Exercise material:
******

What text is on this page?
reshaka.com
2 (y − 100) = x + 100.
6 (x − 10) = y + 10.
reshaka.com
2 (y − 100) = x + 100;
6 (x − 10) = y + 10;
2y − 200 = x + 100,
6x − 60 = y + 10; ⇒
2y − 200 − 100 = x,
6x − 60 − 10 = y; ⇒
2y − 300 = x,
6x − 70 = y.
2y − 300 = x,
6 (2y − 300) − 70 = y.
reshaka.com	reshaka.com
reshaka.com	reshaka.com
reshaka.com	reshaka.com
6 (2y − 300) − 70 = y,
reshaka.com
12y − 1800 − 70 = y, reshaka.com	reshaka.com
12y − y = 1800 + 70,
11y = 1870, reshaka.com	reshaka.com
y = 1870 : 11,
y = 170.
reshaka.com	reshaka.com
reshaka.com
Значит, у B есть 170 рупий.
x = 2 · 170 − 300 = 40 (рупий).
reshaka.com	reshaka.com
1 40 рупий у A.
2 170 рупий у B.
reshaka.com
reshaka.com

******

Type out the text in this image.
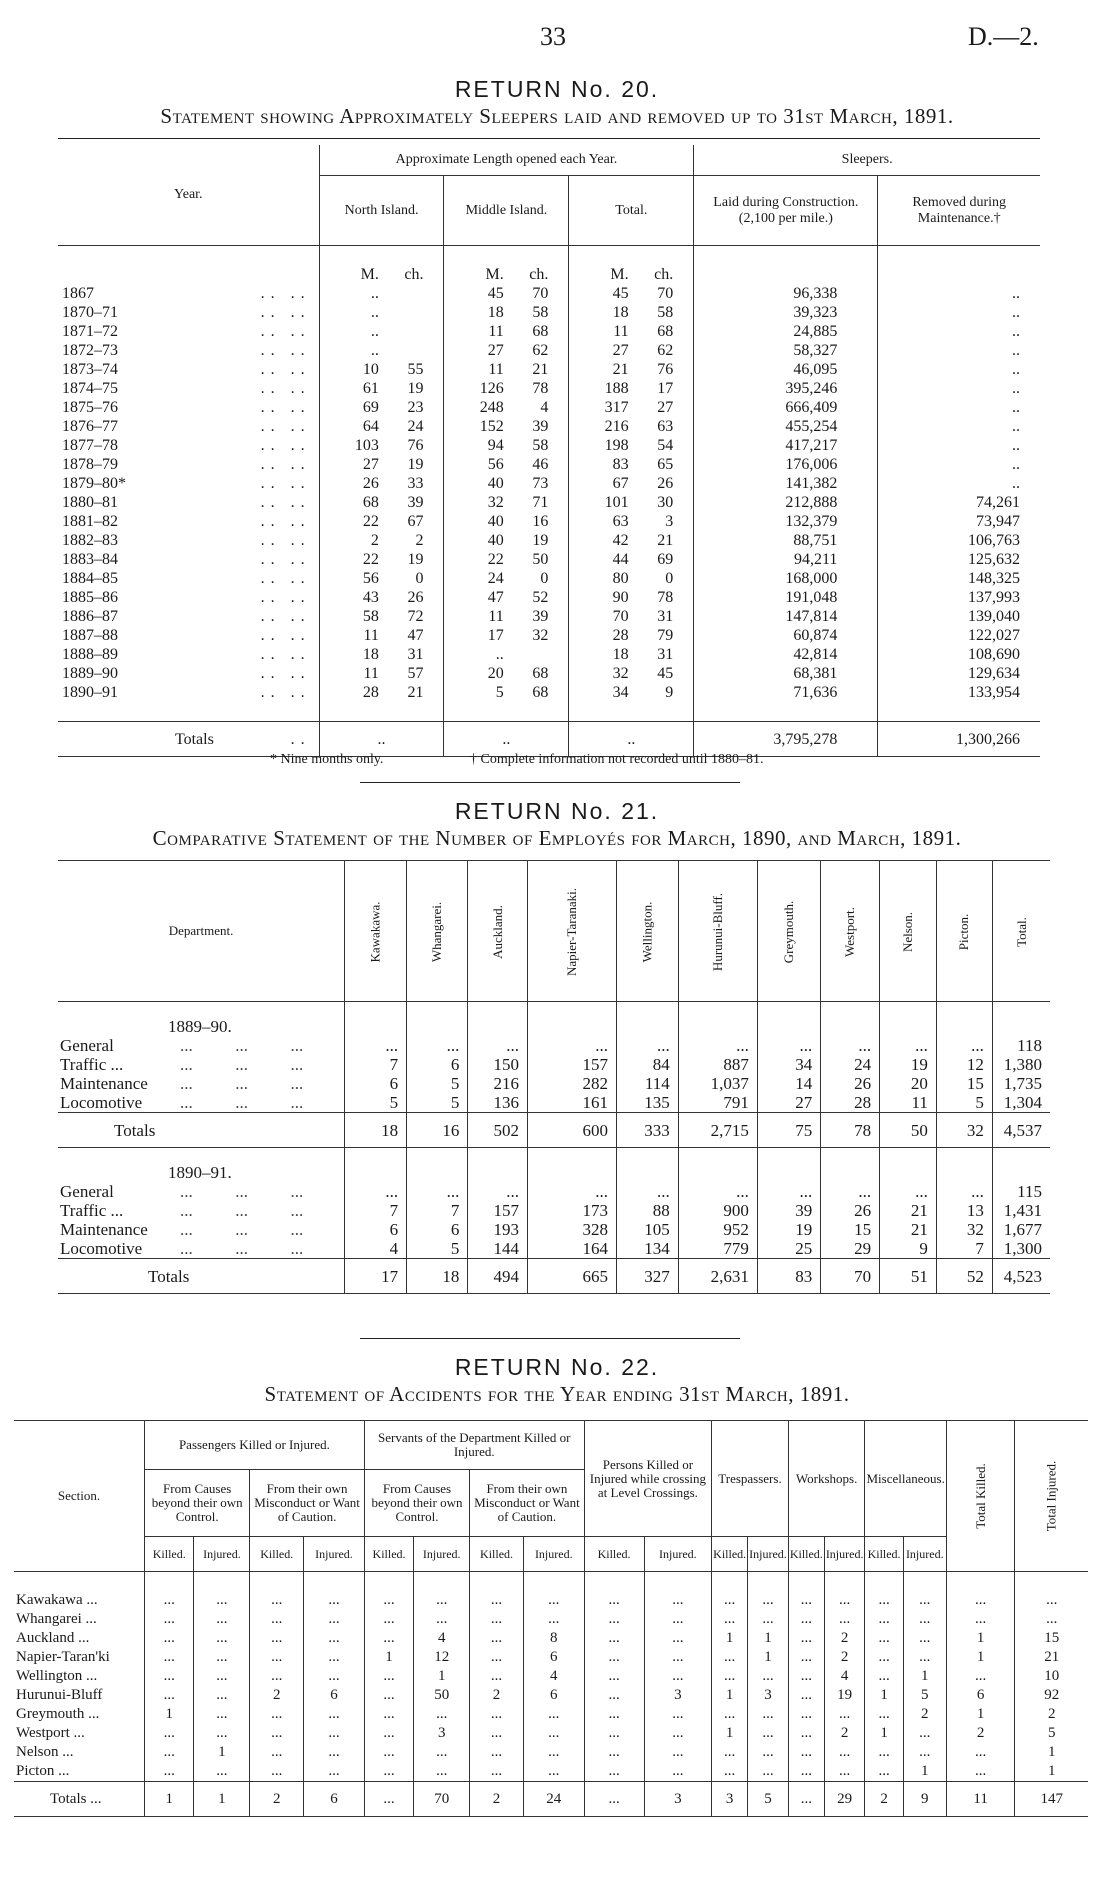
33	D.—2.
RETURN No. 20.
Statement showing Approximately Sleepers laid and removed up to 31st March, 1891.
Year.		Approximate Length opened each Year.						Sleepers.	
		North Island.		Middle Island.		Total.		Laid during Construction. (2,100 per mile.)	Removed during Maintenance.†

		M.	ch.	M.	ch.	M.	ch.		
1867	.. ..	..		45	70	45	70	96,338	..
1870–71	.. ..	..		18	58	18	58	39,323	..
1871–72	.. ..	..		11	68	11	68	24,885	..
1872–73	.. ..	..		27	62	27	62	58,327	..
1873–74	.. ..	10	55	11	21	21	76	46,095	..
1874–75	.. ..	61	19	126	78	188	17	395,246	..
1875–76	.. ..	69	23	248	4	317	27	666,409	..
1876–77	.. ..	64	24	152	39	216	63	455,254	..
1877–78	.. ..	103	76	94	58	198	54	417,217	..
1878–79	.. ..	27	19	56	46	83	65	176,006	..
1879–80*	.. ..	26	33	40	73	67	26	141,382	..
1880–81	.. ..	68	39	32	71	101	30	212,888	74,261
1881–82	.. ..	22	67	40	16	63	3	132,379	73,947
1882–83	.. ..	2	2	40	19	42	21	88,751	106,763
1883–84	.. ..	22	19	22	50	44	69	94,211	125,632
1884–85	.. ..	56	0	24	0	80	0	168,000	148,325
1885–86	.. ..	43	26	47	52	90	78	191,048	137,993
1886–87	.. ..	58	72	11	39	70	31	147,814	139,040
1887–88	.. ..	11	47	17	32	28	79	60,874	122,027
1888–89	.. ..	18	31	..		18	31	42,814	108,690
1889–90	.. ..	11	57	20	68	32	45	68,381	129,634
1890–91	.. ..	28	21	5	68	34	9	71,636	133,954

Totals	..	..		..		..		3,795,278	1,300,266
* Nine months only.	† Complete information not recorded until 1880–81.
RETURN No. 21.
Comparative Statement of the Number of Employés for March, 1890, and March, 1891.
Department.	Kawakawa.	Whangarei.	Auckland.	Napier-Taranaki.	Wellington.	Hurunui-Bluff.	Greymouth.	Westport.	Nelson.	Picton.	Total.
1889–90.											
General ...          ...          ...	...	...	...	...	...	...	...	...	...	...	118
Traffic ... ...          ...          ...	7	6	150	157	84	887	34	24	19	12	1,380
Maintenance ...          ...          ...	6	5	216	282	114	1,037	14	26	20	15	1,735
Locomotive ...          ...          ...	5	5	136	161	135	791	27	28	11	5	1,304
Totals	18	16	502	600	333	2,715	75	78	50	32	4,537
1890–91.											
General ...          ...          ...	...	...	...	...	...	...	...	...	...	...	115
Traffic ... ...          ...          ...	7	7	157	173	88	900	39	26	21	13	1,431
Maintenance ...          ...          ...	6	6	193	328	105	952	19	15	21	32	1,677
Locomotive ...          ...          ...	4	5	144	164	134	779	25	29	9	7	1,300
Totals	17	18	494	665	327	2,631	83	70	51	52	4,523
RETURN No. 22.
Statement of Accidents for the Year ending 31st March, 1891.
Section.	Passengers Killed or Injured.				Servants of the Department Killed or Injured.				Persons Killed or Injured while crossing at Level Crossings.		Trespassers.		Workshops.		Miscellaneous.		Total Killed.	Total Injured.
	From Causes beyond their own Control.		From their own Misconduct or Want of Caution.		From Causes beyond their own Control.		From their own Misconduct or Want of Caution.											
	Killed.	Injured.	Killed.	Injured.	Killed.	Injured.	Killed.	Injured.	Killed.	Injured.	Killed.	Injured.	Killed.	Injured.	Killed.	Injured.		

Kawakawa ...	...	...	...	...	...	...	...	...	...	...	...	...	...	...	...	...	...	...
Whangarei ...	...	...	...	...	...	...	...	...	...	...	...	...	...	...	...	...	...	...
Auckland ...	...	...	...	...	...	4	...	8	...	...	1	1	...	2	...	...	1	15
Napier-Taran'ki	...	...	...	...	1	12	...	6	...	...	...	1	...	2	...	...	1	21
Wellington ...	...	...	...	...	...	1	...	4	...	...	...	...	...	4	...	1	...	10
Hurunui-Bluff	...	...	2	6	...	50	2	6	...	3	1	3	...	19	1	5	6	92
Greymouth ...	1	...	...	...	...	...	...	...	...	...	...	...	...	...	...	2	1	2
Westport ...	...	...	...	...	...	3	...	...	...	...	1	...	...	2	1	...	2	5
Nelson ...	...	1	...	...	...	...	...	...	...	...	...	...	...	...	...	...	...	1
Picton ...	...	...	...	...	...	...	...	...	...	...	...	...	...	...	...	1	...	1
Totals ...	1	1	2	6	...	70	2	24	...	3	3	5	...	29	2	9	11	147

******

Directive: Every line in the data above that contains "Year" needs to be copied.

Answer for this exercise:
Year.		Approximate Length opened each Year.						Sleepers.	
Statement of Accidents for the Year ending 31st March, 1891.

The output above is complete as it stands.